■ **EXERCISE OBJECTIVE**:
Gather all lines in the records below that include the word "title".

[START OF DATA FOR PROCESSING]

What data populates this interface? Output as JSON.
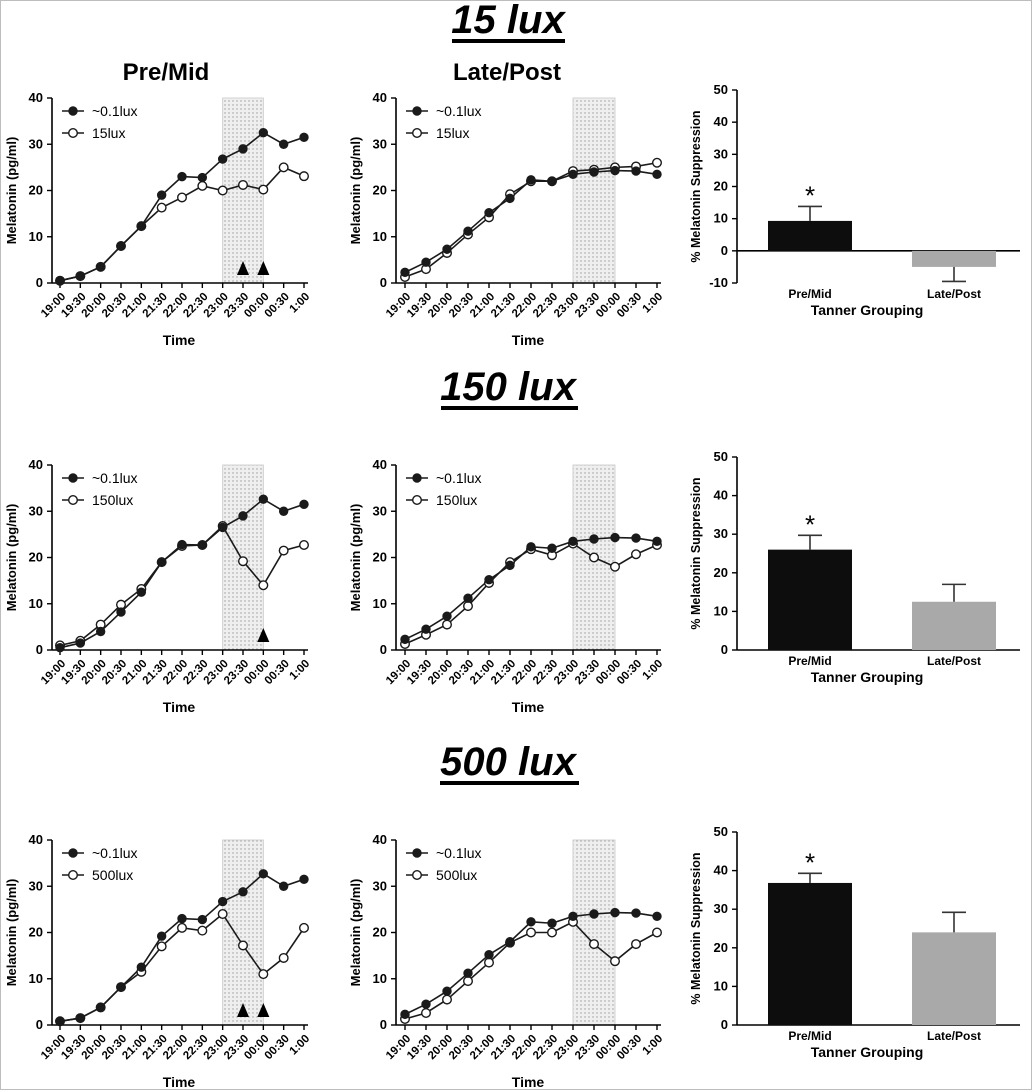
{
  "figure": {
    "column_headers": [
      "Pre/Mid",
      "Late/Post"
    ],
    "time_ticks": [
      "19:00",
      "19:30",
      "20:00",
      "20:30",
      "21:00",
      "21:30",
      "22:00",
      "22:30",
      "23:00",
      "23:30",
      "00:00",
      "00:30",
      "1:00"
    ],
    "line_ylabel": "Melatonin (pg/ml)",
    "line_xlabel": "Time",
    "line_yticks": [
      "0",
      "10",
      "20",
      "30",
      "40"
    ],
    "bar_ylabel": "% Melatonin  Suppression",
    "bar_xlabel": "Tanner  Grouping",
    "bar_categories": [
      "Pre/Mid",
      "Late/Post"
    ],
    "sig_marker": "*",
    "colors": {
      "line": "#1a1a1a",
      "bar_premid": "#0d0d0d",
      "bar_latepost": "#a9a9a9",
      "shade": "#e4e4e4",
      "axis": "#000000"
    }
  },
  "panels": [
    {
      "title": "15 lux",
      "chart_data": [
        {
          "type": "line",
          "group": "Pre/Mid",
          "x": [
            "19:00",
            "19:30",
            "20:00",
            "20:30",
            "21:00",
            "21:30",
            "22:00",
            "22:30",
            "23:00",
            "23:30",
            "00:00",
            "00:30",
            "1:00"
          ],
          "ylim": [
            0,
            40
          ],
          "shaded_x_range": [
            "23:00",
            "00:00"
          ],
          "series": [
            {
              "name": "~0.1lux",
              "marker": "filled",
              "values": [
                0.5,
                1.5,
                3.5,
                8,
                12.3,
                19,
                23,
                22.8,
                26.8,
                29,
                32.5,
                30,
                31.5
              ]
            },
            {
              "name": "15lux",
              "marker": "open",
              "values": [
                0.5,
                1.5,
                3.5,
                8,
                12.3,
                16.3,
                18.5,
                21,
                20,
                21.2,
                20.2,
                25,
                23.1
              ]
            }
          ],
          "significance_at": [
            "23:30",
            "00:00"
          ],
          "xlabel": "Time",
          "ylabel": "Melatonin (pg/ml)"
        },
        {
          "type": "line",
          "group": "Late/Post",
          "x": [
            "19:00",
            "19:30",
            "20:00",
            "20:30",
            "21:00",
            "21:30",
            "22:00",
            "22:30",
            "23:00",
            "23:30",
            "00:00",
            "00:30",
            "1:00"
          ],
          "ylim": [
            0,
            40
          ],
          "shaded_x_range": [
            "23:00",
            "00:00"
          ],
          "series": [
            {
              "name": "~0.1lux",
              "marker": "filled",
              "values": [
                2.3,
                4.5,
                7.3,
                11.2,
                15.2,
                18.3,
                22.3,
                22,
                23.5,
                24,
                24.3,
                24.2,
                23.5
              ]
            },
            {
              "name": "15lux",
              "marker": "open",
              "values": [
                1.3,
                3,
                6.5,
                10.5,
                14.2,
                19.2,
                22,
                22,
                24.2,
                24.5,
                25,
                25.2,
                26
              ]
            }
          ],
          "significance_at": [],
          "xlabel": "Time",
          "ylabel": "Melatonin (pg/ml)"
        },
        {
          "type": "bar",
          "categories": [
            "Pre/Mid",
            "Late/Post"
          ],
          "values": [
            9.3,
            -5
          ],
          "errors": [
            4.5,
            4.5
          ],
          "ylim": [
            -10,
            50
          ],
          "yticks": [
            "-10",
            "0",
            "10",
            "20",
            "30",
            "40",
            "50"
          ],
          "significant": [
            true,
            false
          ],
          "xlabel": "Tanner  Grouping",
          "ylabel": "% Melatonin  Suppression"
        }
      ]
    },
    {
      "title": "150 lux",
      "chart_data": [
        {
          "type": "line",
          "group": "Pre/Mid",
          "x": [
            "19:00",
            "19:30",
            "20:00",
            "20:30",
            "21:00",
            "21:30",
            "22:00",
            "22:30",
            "23:00",
            "23:30",
            "00:00",
            "00:30",
            "1:00"
          ],
          "ylim": [
            0,
            40
          ],
          "shaded_x_range": [
            "23:00",
            "00:00"
          ],
          "series": [
            {
              "name": "~0.1lux",
              "marker": "filled",
              "values": [
                0.5,
                1.5,
                4,
                8.2,
                12.5,
                19,
                22.8,
                22.7,
                26.5,
                29,
                32.6,
                30,
                31.5
              ]
            },
            {
              "name": "150lux",
              "marker": "open",
              "values": [
                1,
                2,
                5.5,
                9.8,
                13.2,
                19,
                22.5,
                22.7,
                26.8,
                19.2,
                14,
                21.5,
                22.7
              ]
            }
          ],
          "significance_at": [
            "00:00"
          ],
          "xlabel": "Time",
          "ylabel": "Melatonin (pg/ml)"
        },
        {
          "type": "line",
          "group": "Late/Post",
          "x": [
            "19:00",
            "19:30",
            "20:00",
            "20:30",
            "21:00",
            "21:30",
            "22:00",
            "22:30",
            "23:00",
            "23:30",
            "00:00",
            "00:30",
            "1:00"
          ],
          "ylim": [
            0,
            40
          ],
          "shaded_x_range": [
            "23:00",
            "00:00"
          ],
          "series": [
            {
              "name": "~0.1lux",
              "marker": "filled",
              "values": [
                2.3,
                4.5,
                7.3,
                11.2,
                15.2,
                18.3,
                22.3,
                22,
                23.5,
                24,
                24.3,
                24.2,
                23.5
              ]
            },
            {
              "name": "150lux",
              "marker": "open",
              "values": [
                1.3,
                3.3,
                5.5,
                9.5,
                14.5,
                19,
                21.8,
                20.5,
                23,
                20,
                18,
                20.7,
                22.7
              ]
            }
          ],
          "significance_at": [],
          "xlabel": "Time",
          "ylabel": "Melatonin (pg/ml)"
        },
        {
          "type": "bar",
          "categories": [
            "Pre/Mid",
            "Late/Post"
          ],
          "values": [
            26,
            12.5
          ],
          "errors": [
            3.7,
            4.5
          ],
          "ylim": [
            0,
            50
          ],
          "yticks": [
            "0",
            "10",
            "20",
            "30",
            "40",
            "50"
          ],
          "significant": [
            true,
            false
          ],
          "xlabel": "Tanner  Grouping",
          "ylabel": "% Melatonin  Suppression"
        }
      ]
    },
    {
      "title": "500 lux",
      "chart_data": [
        {
          "type": "line",
          "group": "Pre/Mid",
          "x": [
            "19:00",
            "19:30",
            "20:00",
            "20:30",
            "21:00",
            "21:30",
            "22:00",
            "22:30",
            "23:00",
            "23:30",
            "00:00",
            "00:30",
            "1:00"
          ],
          "ylim": [
            0,
            40
          ],
          "shaded_x_range": [
            "23:00",
            "00:00"
          ],
          "series": [
            {
              "name": "~0.1lux",
              "marker": "filled",
              "values": [
                0.8,
                1.5,
                3.8,
                8.2,
                12.5,
                19.2,
                23,
                22.8,
                26.7,
                28.8,
                32.7,
                30,
                31.5
              ]
            },
            {
              "name": "500lux",
              "marker": "open",
              "values": [
                0.8,
                1.5,
                3.8,
                8.2,
                11.5,
                17,
                21,
                20.4,
                24,
                17.2,
                11,
                14.5,
                21
              ]
            }
          ],
          "significance_at": [
            "23:30",
            "00:00"
          ],
          "xlabel": "Time",
          "ylabel": "Melatonin (pg/ml)"
        },
        {
          "type": "line",
          "group": "Late/Post",
          "x": [
            "19:00",
            "19:30",
            "20:00",
            "20:30",
            "21:00",
            "21:30",
            "22:00",
            "22:30",
            "23:00",
            "23:30",
            "00:00",
            "00:30",
            "1:00"
          ],
          "ylim": [
            0,
            40
          ],
          "shaded_x_range": [
            "23:00",
            "00:00"
          ],
          "series": [
            {
              "name": "~0.1lux",
              "marker": "filled",
              "values": [
                2.3,
                4.5,
                7.3,
                11.2,
                15.2,
                18,
                22.3,
                22,
                23.5,
                24,
                24.3,
                24.2,
                23.5
              ]
            },
            {
              "name": "500lux",
              "marker": "open",
              "values": [
                1.3,
                2.6,
                5.5,
                9.5,
                13.5,
                17.8,
                20,
                20,
                22.3,
                17.5,
                13.8,
                17.5,
                20
              ]
            }
          ],
          "significance_at": [],
          "xlabel": "Time",
          "ylabel": "Melatonin (pg/ml)"
        },
        {
          "type": "bar",
          "categories": [
            "Pre/Mid",
            "Late/Post"
          ],
          "values": [
            36.8,
            24
          ],
          "errors": [
            2.5,
            5.2
          ],
          "ylim": [
            0,
            50
          ],
          "yticks": [
            "0",
            "10",
            "20",
            "30",
            "40",
            "50"
          ],
          "significant": [
            true,
            false
          ],
          "xlabel": "Tanner  Grouping",
          "ylabel": "% Melatonin  Suppression"
        }
      ]
    }
  ]
}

[END OF DATA FOR PROCESSING]

■ **RESULT FOR THIS TASK**:
      "title": "15 lux",
      "title": "150 lux",
      "title": "500 lux",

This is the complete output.